Lies my parents told me...

Actually, I had the best parents I can imagine growing up.  They were somewhat overprotective, but once I had children of my own, that made perfect sense.  I never had a doubt that they both loved me and my sister very much.  Looking back, I know there were times they struggled financially, but they always made sure we had so much more than we ever needed, and just about everything we wanted.  I wouldn't have wanted to grow up any differently than I did, and I doubt many adults can honestly say that.

But, don't we all make decisions and have beliefs that differ from our parents?  Of course, that's true for me.  I know I do and believe a lot of things the same or similar to my parents' actions and beliefs, but there are things I've consciously decided I don't believe along the way.  I just called them lies in the blog title to get your attention.

  1. Don't quit something you've committed to.  This is a tough one.  It's mostly right.  Make a commitment, stick to it, and always do your best.  It makes good sense.  But there are times that quitting is perhaps better, and I'd be willing to bet that if you think on this one long enough, you can come up with your own examples.
  2. You will love your children more than your husband.  I've covered this one before.  If I were a better blogger, I'd post the link for you, but alas, you're stuck with me if you've bothered to read this post.  My truth is that I love my children differently than my husband.  It is a completely different type of love.  I don't love him more.  I don't love them more.  I love them differently.  The short version I tell people is this:  If someone were pointing a gun at us, ready to fire, I would jump in front of my children.  I'd be expecting Darrell to do the same, maybe even come up with a better plan.  I wouldn't be protecting him.  But that doesn't mean I don't want him in my life just as much.
  3. At 18, you are an adult.  I distinctly remember a conversation where my parents basically said they'd gotten me this far, but now I was an adult.  Now, they still helped me out so much along the way after that.  And I don't even think they meant the conversation to have the effect on me that it did.  But I was scared.  It seemed to me that they had been too protective while I was growing up, and suddenly I was responsible for my own life.  I think it's safe to say that I let my kids do more and be more independent at a younger age than I did, and it's because of this.  I want to let go of them gradually.  Now, the way this world has changed, they probably are just as overprotected compared to their peers as I was, but I swear, I've tried so hard to open up and let them experience and see things sooner than I did.
  4. If you can sniff, you can blow it.  This one belonged 100% to my dad.  You could not sit at the dinner table and sniff, or he'd send you downstairs to get a tissue.  Which is another pet peeve of mine - we had absolutely no tissues on an entire level of our house growing up.  My mom thought it was uncleanly to have tissues in the kitchen, but also they were suspiciously absent from the entire level of the house, so we had to walk down or upstairs to one of the bathrooms or bedrooms to get a tissue.  The nerve.  But back to the point.  There are times you just cannot blow your nose, but it is running, and sniffing can sometimes help.  But thanks to my dad, I am an obsessive nose blower.  This is why I absolutely must have tissues infused with lotion when I have a cold or even allergy issues.  You should see my poor nose after a few days if I don't!  All your fault, Dad!  But I love you anyway.
I am so incredibly lucky to have only things like this to complain about my parents and my upbringing.  I would bet you have a handful of your own, even if you had a childhood like mine.  And I have no illusions that my children won't have their own complaints.  I only hope that their list will look a little different than mine, and that it will be these kinds of minor things they look back and think about.

Problems and tasks:
**A)** From the blog post, copy word for word the passage that begins at the words "2. You will" and ends after the words "just as much.".
**B)** Using the blog post, answer each question briefly.
(i) Which parent did the rule about sniffing at the dinner table belong to?
(ii) At what age did the writer's parents treat the writer as an adult?
(iii) What kind of tissues does the writer need when dealing with a cold or allergies?
**C)** Decide whether each statement agrees with the blog post. Answer yes or no, and quote the words from the blog post that decide it.
(i) The writer describes the parents as somewhat overprotective.
(ii) The writer loves the children more than the husband.
(iii) The writer's mom kept tissues in the kitchen.

Record excerpts:
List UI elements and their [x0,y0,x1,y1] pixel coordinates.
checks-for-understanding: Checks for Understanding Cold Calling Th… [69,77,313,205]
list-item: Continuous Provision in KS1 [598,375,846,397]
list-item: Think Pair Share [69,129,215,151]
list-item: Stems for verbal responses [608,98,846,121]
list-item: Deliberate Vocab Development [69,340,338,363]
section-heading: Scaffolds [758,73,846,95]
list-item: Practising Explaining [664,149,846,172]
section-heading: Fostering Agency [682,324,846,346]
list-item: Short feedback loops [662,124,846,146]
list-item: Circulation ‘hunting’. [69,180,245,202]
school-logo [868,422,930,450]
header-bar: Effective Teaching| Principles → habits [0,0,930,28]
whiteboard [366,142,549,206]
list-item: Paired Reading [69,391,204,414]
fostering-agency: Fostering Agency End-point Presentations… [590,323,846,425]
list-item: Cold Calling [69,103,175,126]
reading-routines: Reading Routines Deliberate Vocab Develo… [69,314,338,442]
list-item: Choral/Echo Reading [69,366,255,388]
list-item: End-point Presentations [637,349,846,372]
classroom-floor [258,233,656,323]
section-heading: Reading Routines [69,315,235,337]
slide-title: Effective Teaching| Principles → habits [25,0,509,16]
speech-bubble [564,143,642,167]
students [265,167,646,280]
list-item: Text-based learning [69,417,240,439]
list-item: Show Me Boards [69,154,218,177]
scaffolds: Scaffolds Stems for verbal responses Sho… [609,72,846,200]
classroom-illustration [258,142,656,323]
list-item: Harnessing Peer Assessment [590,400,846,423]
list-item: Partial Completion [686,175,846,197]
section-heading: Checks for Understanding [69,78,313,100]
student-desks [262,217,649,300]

Final answers:
**A)**
2. You will love your children more than your husband.  I've covered this one before.  If I were a better blogger, I'd post the link for you, but alas, you're stuck with me if you've bothered to read this post.  My truth is that I love my children differently than my husband.  It is a completely different type of love.  I don't love him more.  I don't love them more.  I love them differently.  The short version I tell people is this:  If someone were pointing a gun at us, ready to fire, I would jump in front of my children.  I'd be expecting Darrell to do the same, maybe even come up with a better plan.  I wouldn't be protecting him.  But that doesn't mean I don't want him in my life just as much.

**B)**
(i) The writer's dad.
(ii) 18.
(iii) Tissues infused with lotion.

**C)**
(i) Yes: "They were somewhat overprotective"
(ii) No: "I don't love them more."
(iii) No: "My mom thought it was uncleanly to have tissues in the kitchen"